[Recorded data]
- - - - -

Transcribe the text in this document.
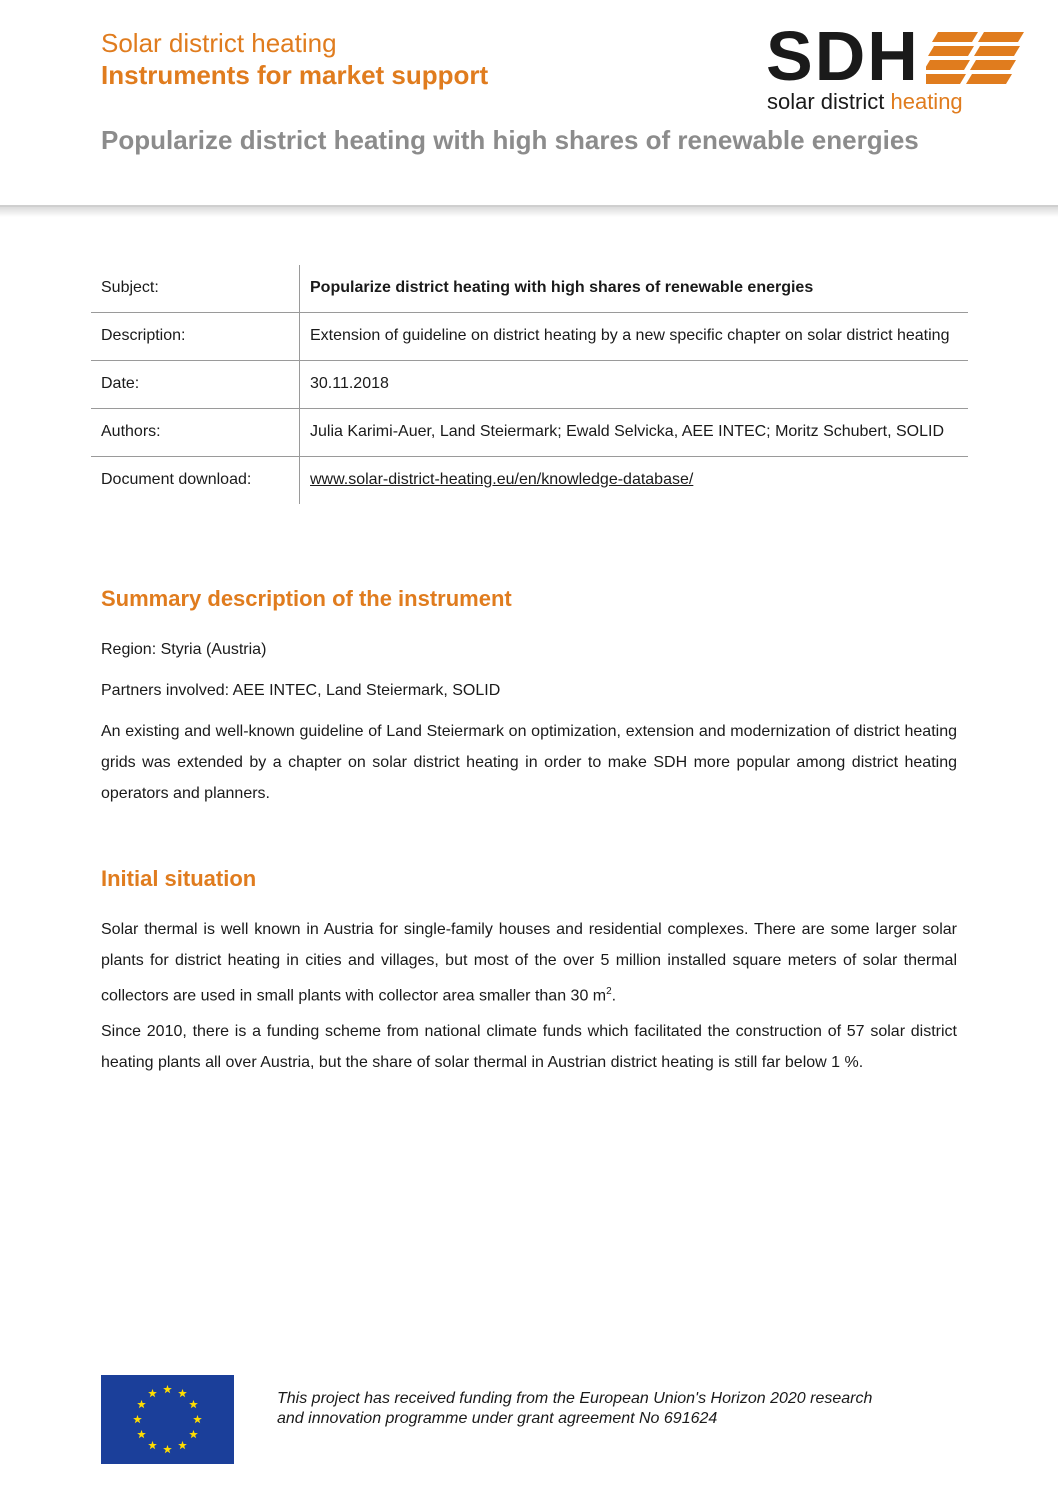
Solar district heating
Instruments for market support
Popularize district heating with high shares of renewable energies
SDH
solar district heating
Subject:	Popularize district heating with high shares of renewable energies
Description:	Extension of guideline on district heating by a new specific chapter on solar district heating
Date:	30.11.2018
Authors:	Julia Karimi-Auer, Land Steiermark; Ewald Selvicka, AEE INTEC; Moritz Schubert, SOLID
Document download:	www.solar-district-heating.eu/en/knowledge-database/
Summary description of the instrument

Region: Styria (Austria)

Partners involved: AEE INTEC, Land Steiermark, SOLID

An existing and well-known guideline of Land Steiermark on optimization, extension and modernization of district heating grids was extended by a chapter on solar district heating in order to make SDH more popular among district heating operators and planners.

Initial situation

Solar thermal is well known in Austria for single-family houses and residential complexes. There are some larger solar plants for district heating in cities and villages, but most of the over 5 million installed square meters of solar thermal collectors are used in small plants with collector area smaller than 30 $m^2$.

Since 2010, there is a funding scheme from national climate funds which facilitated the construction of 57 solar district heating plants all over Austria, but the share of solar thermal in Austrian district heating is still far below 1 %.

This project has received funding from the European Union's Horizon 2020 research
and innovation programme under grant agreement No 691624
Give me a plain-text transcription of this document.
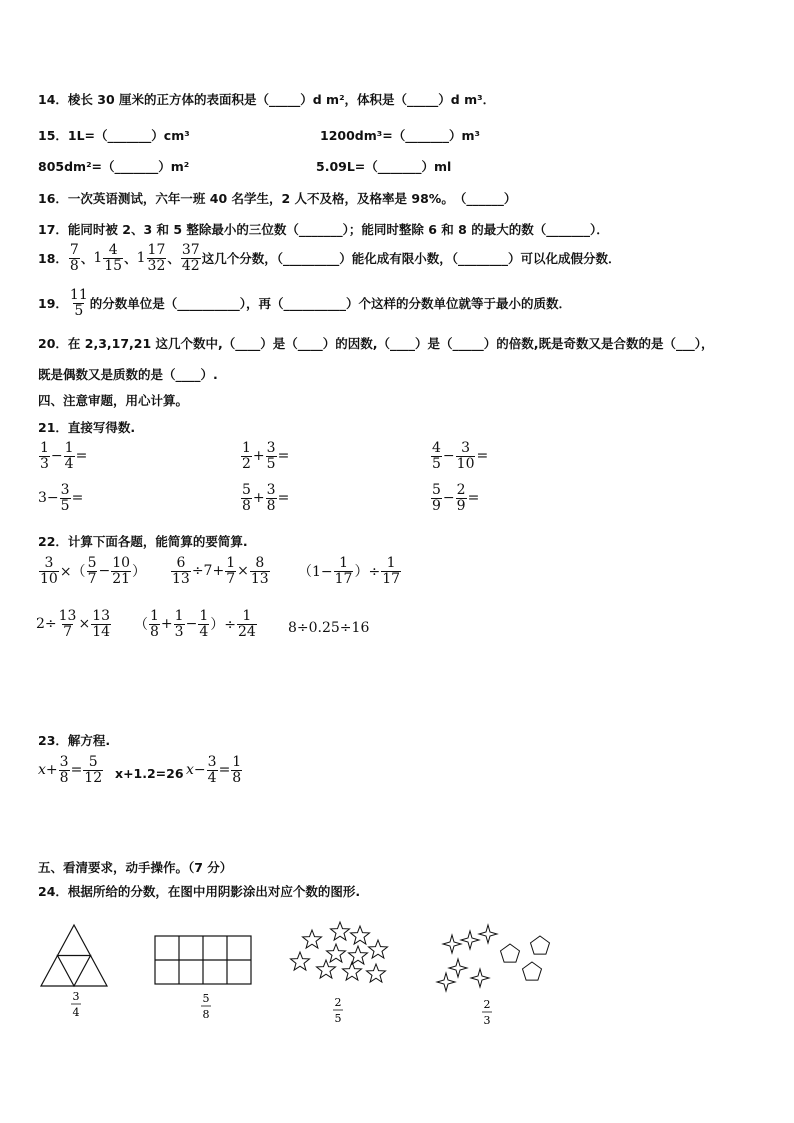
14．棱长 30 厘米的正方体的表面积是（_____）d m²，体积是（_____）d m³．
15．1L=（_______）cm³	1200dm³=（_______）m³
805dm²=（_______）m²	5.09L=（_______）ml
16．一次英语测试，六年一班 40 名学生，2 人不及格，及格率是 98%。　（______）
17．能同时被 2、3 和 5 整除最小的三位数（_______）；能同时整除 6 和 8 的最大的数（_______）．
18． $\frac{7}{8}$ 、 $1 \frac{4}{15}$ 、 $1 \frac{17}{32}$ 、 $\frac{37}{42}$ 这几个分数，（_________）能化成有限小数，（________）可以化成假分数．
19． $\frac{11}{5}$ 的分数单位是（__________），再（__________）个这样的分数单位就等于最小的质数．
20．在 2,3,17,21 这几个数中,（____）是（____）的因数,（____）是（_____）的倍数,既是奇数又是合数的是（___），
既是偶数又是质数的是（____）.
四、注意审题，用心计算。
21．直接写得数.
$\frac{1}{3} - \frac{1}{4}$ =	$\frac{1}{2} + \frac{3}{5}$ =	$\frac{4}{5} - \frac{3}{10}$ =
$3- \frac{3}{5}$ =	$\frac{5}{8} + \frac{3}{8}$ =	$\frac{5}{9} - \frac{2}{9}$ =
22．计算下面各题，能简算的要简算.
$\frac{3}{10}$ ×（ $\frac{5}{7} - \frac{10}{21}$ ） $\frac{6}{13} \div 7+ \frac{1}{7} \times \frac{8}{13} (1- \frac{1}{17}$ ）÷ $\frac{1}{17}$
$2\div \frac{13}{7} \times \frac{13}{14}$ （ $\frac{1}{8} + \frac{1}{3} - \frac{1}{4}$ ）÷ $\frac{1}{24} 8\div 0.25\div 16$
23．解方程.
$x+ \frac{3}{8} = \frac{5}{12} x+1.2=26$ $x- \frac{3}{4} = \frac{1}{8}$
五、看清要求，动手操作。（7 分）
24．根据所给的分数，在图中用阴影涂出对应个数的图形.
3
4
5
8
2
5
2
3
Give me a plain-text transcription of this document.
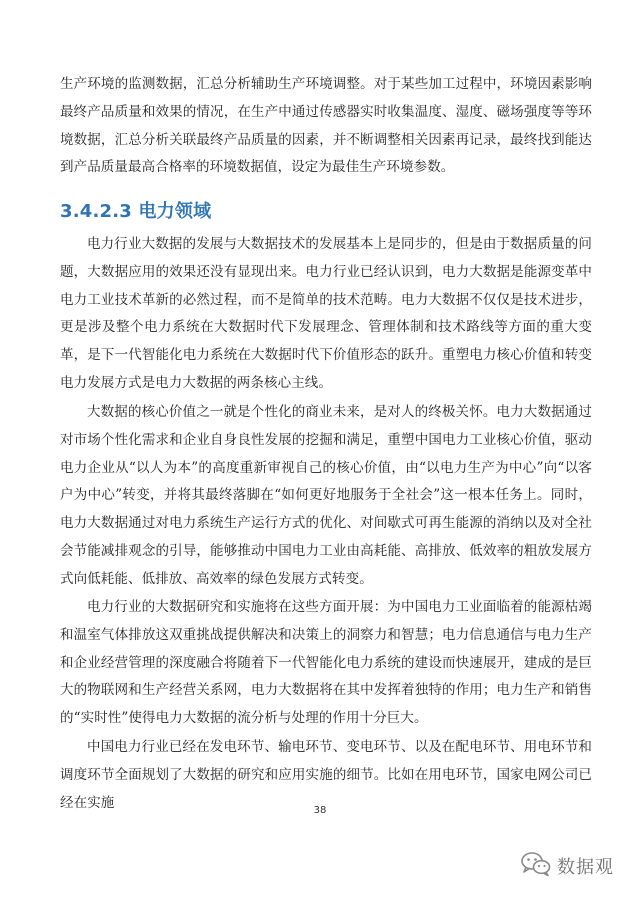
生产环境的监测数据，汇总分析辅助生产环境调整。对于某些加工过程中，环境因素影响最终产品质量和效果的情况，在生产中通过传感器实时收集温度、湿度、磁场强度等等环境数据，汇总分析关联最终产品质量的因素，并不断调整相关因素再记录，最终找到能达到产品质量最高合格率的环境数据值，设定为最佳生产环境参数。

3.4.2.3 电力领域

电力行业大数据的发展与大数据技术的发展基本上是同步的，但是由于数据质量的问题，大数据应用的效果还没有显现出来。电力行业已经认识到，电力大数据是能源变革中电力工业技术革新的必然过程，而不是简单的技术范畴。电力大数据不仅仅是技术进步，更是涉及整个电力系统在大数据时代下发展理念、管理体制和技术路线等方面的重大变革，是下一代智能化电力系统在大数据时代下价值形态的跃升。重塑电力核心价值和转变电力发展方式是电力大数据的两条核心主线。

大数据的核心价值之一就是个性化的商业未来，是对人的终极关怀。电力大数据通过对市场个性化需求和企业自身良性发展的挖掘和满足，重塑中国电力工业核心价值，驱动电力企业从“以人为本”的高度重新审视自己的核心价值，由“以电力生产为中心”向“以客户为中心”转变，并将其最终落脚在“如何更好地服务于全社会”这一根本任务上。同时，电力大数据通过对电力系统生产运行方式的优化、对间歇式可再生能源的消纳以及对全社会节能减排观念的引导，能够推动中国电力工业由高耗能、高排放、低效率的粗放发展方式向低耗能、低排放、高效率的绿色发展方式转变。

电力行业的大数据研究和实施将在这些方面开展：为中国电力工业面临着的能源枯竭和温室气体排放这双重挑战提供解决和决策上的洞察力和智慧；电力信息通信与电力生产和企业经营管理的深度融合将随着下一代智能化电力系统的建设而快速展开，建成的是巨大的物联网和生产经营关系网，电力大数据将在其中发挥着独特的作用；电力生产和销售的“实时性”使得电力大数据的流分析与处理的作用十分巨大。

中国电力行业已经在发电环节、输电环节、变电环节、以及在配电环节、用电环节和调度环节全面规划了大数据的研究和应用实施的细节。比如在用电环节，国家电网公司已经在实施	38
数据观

- - - - -

# [Your goal]
Where a line holds "high", copy it out.

# [Response to this exercise]
Popularize district heating with high shares of renewable energies
Subject:	Popularize district heating with high shares of renewable energies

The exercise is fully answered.